:: Problem description ::
Write the records below out again exactly as given, with no images.
+++ Data listing
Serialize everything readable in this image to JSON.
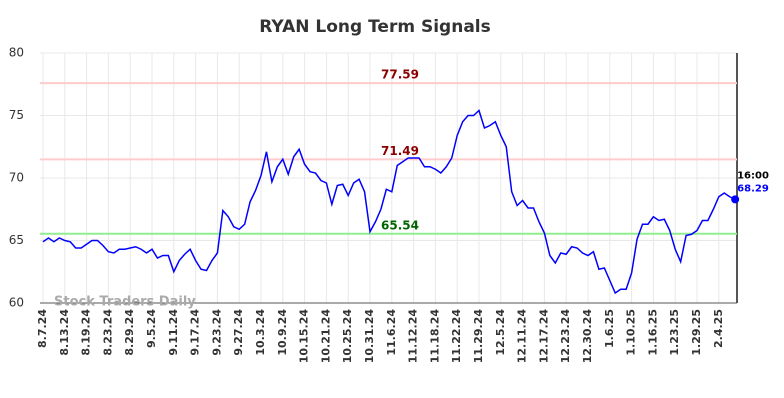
{
  "chart_data": {
    "type": "line",
    "title": "RYAN Long Term Signals",
    "watermark": "Stock Traders Daily",
    "categories": [
      "8.7.24",
      null,
      null,
      null,
      "8.13.24",
      null,
      null,
      null,
      "8.19.24",
      null,
      null,
      null,
      "8.23.24",
      null,
      null,
      null,
      "8.29.24",
      null,
      null,
      null,
      "9.5.24",
      null,
      null,
      null,
      "9.11.24",
      null,
      null,
      null,
      "9.17.24",
      null,
      null,
      null,
      "9.23.24",
      null,
      null,
      null,
      "9.27.24",
      null,
      null,
      null,
      "10.3.24",
      null,
      null,
      null,
      "10.9.24",
      null,
      null,
      null,
      "10.15.24",
      null,
      null,
      null,
      "10.21.24",
      null,
      null,
      null,
      "10.25.24",
      null,
      null,
      null,
      "10.31.24",
      null,
      null,
      null,
      "11.6.24",
      null,
      null,
      null,
      "11.12.24",
      null,
      null,
      null,
      "11.18.24",
      null,
      null,
      null,
      "11.22.24",
      null,
      null,
      null,
      "11.29.24",
      null,
      null,
      null,
      "12.5.24",
      null,
      null,
      null,
      "12.11.24",
      null,
      null,
      null,
      "12.17.24",
      null,
      null,
      null,
      "12.23.24",
      null,
      null,
      null,
      "12.30.24",
      null,
      null,
      null,
      "1.6.25",
      null,
      null,
      null,
      "1.10.25",
      null,
      null,
      null,
      "1.16.25",
      null,
      null,
      null,
      "1.23.25",
      null,
      null,
      null,
      "1.29.25",
      null,
      null,
      null,
      "2.4.25",
      null,
      null,
      null
    ],
    "series": [
      {
        "name": "RYAN",
        "color": "#0000ff",
        "values": [
          64.9,
          65.2,
          64.9,
          65.2,
          65.0,
          64.9,
          64.4,
          64.4,
          64.7,
          65.0,
          65.0,
          64.6,
          64.1,
          64.0,
          64.3,
          64.3,
          64.4,
          64.5,
          64.3,
          64.0,
          64.3,
          63.6,
          63.8,
          63.8,
          62.5,
          63.4,
          63.9,
          64.3,
          63.4,
          62.7,
          62.6,
          63.4,
          64.0,
          67.4,
          66.9,
          66.1,
          65.9,
          66.3,
          68.1,
          69.0,
          70.2,
          72.1,
          69.7,
          70.9,
          71.5,
          70.3,
          71.7,
          72.3,
          71.1,
          70.5,
          70.4,
          69.8,
          69.6,
          67.9,
          69.4,
          69.5,
          68.6,
          69.6,
          69.9,
          68.9,
          65.7,
          66.5,
          67.5,
          69.1,
          68.9,
          71.0,
          71.3,
          71.6,
          71.6,
          71.6,
          70.9,
          70.9,
          70.7,
          70.4,
          70.9,
          71.6,
          73.4,
          74.5,
          75.0,
          75.0,
          75.4,
          74.0,
          74.2,
          74.5,
          73.4,
          72.5,
          68.9,
          67.8,
          68.2,
          67.6,
          67.6,
          66.5,
          65.6,
          63.8,
          63.2,
          64.0,
          63.9,
          64.5,
          64.4,
          64.0,
          63.8,
          64.1,
          62.7,
          62.8,
          61.8,
          60.8,
          61.1,
          61.1,
          62.4,
          65.1,
          66.3,
          66.3,
          66.9,
          66.6,
          66.7,
          65.8,
          64.3,
          63.3,
          65.4,
          65.5,
          65.8,
          66.6,
          66.6,
          67.5,
          68.5,
          68.8,
          68.5,
          68.29
        ]
      }
    ],
    "last_label": "16:00",
    "hlines": [
      {
        "value": 77.59,
        "color": "#ffcccc",
        "text_color": "#8b0000"
      },
      {
        "value": 71.49,
        "color": "#ffcccc",
        "text_color": "#8b0000"
      },
      {
        "value": 65.54,
        "color": "#90ee90",
        "text_color": "#006400"
      }
    ],
    "ylim": [
      60,
      80
    ],
    "yticks": [
      60,
      65,
      70,
      75,
      80
    ],
    "grid": true
  }
}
++++++
:: Expected answer ::
Serialize everything readable in this image to JSON.
{
  "chart_data": {
    "type": "line",
    "title": "RYAN Long Term Signals",
    "watermark": "Stock Traders Daily",
    "categories": [
      "8.7.24",
      null,
      null,
      null,
      "8.13.24",
      null,
      null,
      null,
      "8.19.24",
      null,
      null,
      null,
      "8.23.24",
      null,
      null,
      null,
      "8.29.24",
      null,
      null,
      null,
      "9.5.24",
      null,
      null,
      null,
      "9.11.24",
      null,
      null,
      null,
      "9.17.24",
      null,
      null,
      null,
      "9.23.24",
      null,
      null,
      null,
      "9.27.24",
      null,
      null,
      null,
      "10.3.24",
      null,
      null,
      null,
      "10.9.24",
      null,
      null,
      null,
      "10.15.24",
      null,
      null,
      null,
      "10.21.24",
      null,
      null,
      null,
      "10.25.24",
      null,
      null,
      null,
      "10.31.24",
      null,
      null,
      null,
      "11.6.24",
      null,
      null,
      null,
      "11.12.24",
      null,
      null,
      null,
      "11.18.24",
      null,
      null,
      null,
      "11.22.24",
      null,
      null,
      null,
      "11.29.24",
      null,
      null,
      null,
      "12.5.24",
      null,
      null,
      null,
      "12.11.24",
      null,
      null,
      null,
      "12.17.24",
      null,
      null,
      null,
      "12.23.24",
      null,
      null,
      null,
      "12.30.24",
      null,
      null,
      null,
      "1.6.25",
      null,
      null,
      null,
      "1.10.25",
      null,
      null,
      null,
      "1.16.25",
      null,
      null,
      null,
      "1.23.25",
      null,
      null,
      null,
      "1.29.25",
      null,
      null,
      null,
      "2.4.25",
      null,
      null,
      null
    ],
    "series": [
      {
        "name": "RYAN",
        "color": "#0000ff",
        "values": [
          64.9,
          65.2,
          64.9,
          65.2,
          65.0,
          64.9,
          64.4,
          64.4,
          64.7,
          65.0,
          65.0,
          64.6,
          64.1,
          64.0,
          64.3,
          64.3,
          64.4,
          64.5,
          64.3,
          64.0,
          64.3,
          63.6,
          63.8,
          63.8,
          62.5,
          63.4,
          63.9,
          64.3,
          63.4,
          62.7,
          62.6,
          63.4,
          64.0,
          67.4,
          66.9,
          66.1,
          65.9,
          66.3,
          68.1,
          69.0,
          70.2,
          72.1,
          69.7,
          70.9,
          71.5,
          70.3,
          71.7,
          72.3,
          71.1,
          70.5,
          70.4,
          69.8,
          69.6,
          67.9,
          69.4,
          69.5,
          68.6,
          69.6,
          69.9,
          68.9,
          65.7,
          66.5,
          67.5,
          69.1,
          68.9,
          71.0,
          71.3,
          71.6,
          71.6,
          71.6,
          70.9,
          70.9,
          70.7,
          70.4,
          70.9,
          71.6,
          73.4,
          74.5,
          75.0,
          75.0,
          75.4,
          74.0,
          74.2,
          74.5,
          73.4,
          72.5,
          68.9,
          67.8,
          68.2,
          67.6,
          67.6,
          66.5,
          65.6,
          63.8,
          63.2,
          64.0,
          63.9,
          64.5,
          64.4,
          64.0,
          63.8,
          64.1,
          62.7,
          62.8,
          61.8,
          60.8,
          61.1,
          61.1,
          62.4,
          65.1,
          66.3,
          66.3,
          66.9,
          66.6,
          66.7,
          65.8,
          64.3,
          63.3,
          65.4,
          65.5,
          65.8,
          66.6,
          66.6,
          67.5,
          68.5,
          68.8,
          68.5,
          68.29
        ]
      }
    ],
    "last_label": "16:00",
    "hlines": [
      {
        "value": 77.59,
        "color": "#ffcccc",
        "text_color": "#8b0000"
      },
      {
        "value": 71.49,
        "color": "#ffcccc",
        "text_color": "#8b0000"
      },
      {
        "value": 65.54,
        "color": "#90ee90",
        "text_color": "#006400"
      }
    ],
    "ylim": [
      60,
      80
    ],
    "yticks": [
      60,
      65,
      70,
      75,
      80
    ],
    "grid": true
  }
}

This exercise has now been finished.